> YOUR OBJECTIVE: Below are the records. List every line holding the word "средства".

## begin INFORMATION PROVIDED

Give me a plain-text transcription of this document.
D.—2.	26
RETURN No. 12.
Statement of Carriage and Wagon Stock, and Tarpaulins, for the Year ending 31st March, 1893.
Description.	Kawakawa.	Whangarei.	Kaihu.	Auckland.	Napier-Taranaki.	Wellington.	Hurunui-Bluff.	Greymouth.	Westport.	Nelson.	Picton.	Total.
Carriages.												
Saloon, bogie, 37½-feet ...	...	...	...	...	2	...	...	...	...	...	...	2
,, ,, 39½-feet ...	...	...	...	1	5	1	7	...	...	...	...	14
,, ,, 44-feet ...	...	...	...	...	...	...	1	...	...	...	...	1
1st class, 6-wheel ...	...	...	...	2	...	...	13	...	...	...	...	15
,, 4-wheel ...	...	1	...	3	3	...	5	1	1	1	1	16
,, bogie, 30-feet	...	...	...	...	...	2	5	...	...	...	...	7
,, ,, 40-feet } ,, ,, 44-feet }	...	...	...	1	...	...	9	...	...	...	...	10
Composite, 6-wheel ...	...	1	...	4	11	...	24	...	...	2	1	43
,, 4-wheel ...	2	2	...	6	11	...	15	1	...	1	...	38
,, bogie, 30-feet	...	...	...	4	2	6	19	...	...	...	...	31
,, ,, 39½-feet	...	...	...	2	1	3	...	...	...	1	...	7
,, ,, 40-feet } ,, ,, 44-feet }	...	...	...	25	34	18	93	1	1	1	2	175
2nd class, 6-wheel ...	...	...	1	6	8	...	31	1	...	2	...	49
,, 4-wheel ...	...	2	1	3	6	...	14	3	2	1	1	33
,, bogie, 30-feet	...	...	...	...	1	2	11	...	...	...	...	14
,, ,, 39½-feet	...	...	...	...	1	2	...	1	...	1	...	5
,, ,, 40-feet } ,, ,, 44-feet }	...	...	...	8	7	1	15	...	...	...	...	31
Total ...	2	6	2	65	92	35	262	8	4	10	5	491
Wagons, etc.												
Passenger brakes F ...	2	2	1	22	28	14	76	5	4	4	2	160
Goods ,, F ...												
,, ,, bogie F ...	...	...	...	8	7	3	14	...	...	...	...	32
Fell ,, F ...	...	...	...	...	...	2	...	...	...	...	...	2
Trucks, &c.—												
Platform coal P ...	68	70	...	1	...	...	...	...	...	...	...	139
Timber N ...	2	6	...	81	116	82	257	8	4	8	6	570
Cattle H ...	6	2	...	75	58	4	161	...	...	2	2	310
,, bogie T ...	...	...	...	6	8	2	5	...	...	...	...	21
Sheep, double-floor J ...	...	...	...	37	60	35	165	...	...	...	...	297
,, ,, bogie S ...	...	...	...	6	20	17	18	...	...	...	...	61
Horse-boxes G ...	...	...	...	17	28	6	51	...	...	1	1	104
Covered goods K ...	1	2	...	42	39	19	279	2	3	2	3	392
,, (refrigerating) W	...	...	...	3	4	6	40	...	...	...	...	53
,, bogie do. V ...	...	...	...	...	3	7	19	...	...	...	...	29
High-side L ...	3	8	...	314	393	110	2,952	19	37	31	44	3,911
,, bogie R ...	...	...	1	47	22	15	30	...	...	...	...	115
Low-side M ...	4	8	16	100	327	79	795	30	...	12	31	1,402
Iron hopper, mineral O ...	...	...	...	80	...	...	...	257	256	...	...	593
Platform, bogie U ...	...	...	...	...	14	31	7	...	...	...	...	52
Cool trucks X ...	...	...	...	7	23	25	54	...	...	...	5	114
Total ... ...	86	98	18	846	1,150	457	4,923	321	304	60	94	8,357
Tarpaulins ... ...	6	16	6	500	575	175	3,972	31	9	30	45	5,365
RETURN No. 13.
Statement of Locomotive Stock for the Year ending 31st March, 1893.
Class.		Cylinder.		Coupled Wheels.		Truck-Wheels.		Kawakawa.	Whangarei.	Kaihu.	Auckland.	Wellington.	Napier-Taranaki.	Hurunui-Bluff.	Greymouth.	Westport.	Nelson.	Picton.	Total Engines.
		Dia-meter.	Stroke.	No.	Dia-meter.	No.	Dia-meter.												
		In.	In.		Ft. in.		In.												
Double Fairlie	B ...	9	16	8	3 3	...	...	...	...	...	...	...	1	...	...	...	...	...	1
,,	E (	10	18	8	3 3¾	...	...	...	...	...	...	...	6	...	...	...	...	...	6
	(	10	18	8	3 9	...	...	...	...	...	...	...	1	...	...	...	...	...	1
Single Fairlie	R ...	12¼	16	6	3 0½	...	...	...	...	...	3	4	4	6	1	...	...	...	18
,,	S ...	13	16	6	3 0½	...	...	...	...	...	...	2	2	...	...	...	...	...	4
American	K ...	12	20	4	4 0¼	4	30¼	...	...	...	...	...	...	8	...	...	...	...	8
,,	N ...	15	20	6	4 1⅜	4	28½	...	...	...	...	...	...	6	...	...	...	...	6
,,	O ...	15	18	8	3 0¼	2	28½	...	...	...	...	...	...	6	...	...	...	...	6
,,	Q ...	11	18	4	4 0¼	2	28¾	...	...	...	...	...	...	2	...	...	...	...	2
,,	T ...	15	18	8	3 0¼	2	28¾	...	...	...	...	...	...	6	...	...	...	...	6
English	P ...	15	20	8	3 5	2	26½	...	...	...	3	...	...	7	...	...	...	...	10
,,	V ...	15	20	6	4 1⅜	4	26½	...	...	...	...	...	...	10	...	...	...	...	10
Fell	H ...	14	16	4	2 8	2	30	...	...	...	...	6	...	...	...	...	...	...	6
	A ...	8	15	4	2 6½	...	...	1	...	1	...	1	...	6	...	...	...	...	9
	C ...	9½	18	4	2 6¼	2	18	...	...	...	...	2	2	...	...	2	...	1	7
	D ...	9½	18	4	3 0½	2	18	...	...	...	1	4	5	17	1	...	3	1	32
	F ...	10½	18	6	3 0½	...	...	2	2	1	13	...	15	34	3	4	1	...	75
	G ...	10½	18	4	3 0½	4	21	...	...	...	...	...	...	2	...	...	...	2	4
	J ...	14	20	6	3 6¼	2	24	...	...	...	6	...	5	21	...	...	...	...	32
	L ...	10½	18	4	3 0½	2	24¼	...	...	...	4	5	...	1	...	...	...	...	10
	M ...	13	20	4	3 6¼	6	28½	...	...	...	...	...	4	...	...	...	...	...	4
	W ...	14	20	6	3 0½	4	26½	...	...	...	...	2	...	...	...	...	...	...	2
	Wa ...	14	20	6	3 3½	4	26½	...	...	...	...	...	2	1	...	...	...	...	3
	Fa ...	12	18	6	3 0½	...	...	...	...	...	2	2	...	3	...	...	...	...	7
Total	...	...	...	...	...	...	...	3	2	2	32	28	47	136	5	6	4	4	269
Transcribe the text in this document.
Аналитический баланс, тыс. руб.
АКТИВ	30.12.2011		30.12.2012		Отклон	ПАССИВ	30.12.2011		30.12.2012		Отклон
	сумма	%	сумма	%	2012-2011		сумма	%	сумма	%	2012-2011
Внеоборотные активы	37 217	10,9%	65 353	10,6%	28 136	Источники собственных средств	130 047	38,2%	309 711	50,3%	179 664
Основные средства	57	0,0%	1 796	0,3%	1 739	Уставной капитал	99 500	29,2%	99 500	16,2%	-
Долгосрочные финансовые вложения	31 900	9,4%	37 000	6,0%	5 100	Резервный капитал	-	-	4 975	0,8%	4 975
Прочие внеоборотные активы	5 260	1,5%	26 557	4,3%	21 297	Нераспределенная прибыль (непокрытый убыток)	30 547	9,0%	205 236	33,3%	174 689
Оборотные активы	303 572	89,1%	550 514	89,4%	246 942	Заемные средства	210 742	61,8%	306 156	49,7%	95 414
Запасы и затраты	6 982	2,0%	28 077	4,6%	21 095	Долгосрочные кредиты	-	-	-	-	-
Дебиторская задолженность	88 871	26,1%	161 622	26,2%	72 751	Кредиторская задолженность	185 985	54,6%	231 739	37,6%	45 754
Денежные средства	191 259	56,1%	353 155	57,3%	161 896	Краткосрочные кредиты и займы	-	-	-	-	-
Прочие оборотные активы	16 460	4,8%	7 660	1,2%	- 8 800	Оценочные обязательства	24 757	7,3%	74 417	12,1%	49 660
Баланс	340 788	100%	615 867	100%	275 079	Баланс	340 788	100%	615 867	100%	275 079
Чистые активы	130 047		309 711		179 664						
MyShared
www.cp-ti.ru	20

## end INFORMATION PROVIDED

> OUTPUT FOR THIS EXERCISE:
Основные средства	57	0,0%	1 796	0,3%	1 739	Уставной капитал	99 500	29,2%	99 500	16,2%	-
Оборотные активы	303 572	89,1%	550 514	89,4%	246 942	Заемные средства	210 742	61,8%	306 156	49,7%	95 414
Денежные средства	191 259	56,1%	353 155	57,3%	161 896	Краткосрочные кредиты и займы	-	-	-	-	-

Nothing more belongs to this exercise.